THE TASK
Give every line from the entries that contains "name".

-- Begin RECORDED DATA --

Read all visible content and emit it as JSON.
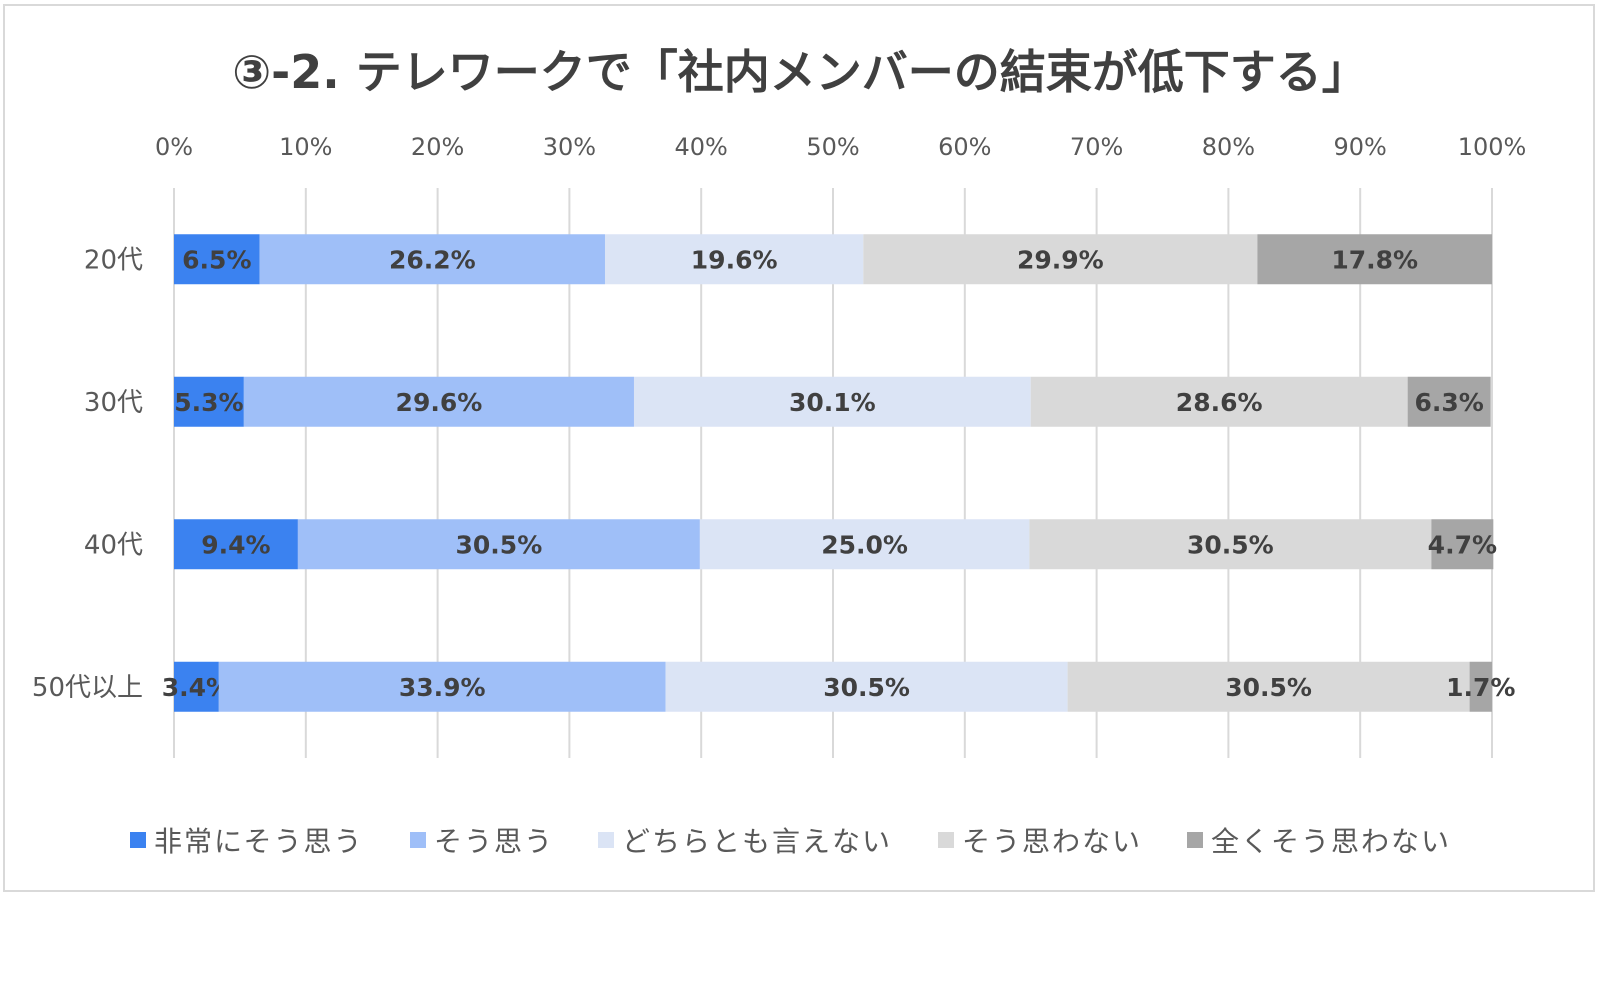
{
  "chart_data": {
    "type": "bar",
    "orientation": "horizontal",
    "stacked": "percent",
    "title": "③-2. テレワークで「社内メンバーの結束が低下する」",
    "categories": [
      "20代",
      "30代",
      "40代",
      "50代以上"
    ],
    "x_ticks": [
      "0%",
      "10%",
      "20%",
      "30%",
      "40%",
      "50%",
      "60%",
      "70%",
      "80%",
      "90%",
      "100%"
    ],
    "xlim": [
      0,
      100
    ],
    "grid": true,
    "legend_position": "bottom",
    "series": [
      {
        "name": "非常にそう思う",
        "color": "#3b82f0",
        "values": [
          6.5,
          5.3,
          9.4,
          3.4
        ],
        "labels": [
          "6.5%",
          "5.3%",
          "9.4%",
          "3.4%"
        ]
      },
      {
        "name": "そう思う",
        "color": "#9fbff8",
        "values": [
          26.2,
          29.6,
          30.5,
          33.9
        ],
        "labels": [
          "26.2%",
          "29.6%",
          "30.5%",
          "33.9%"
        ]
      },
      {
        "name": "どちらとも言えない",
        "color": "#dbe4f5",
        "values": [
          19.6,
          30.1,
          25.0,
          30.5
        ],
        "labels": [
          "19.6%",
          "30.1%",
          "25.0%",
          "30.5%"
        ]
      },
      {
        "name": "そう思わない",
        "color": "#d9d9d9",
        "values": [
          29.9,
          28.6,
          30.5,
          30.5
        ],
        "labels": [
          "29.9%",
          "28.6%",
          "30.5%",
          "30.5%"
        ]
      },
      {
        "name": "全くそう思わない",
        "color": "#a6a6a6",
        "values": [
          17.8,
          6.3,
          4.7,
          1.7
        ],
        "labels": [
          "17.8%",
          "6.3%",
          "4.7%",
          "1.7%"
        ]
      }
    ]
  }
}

-- End RECORDED DATA --

TASK OUTPUT
        "name": "非常にそう思う",
        "name": "そう思う",
        "name": "どちらとも言えない",
        "name": "そう思わない",
        "name": "全くそう思わない",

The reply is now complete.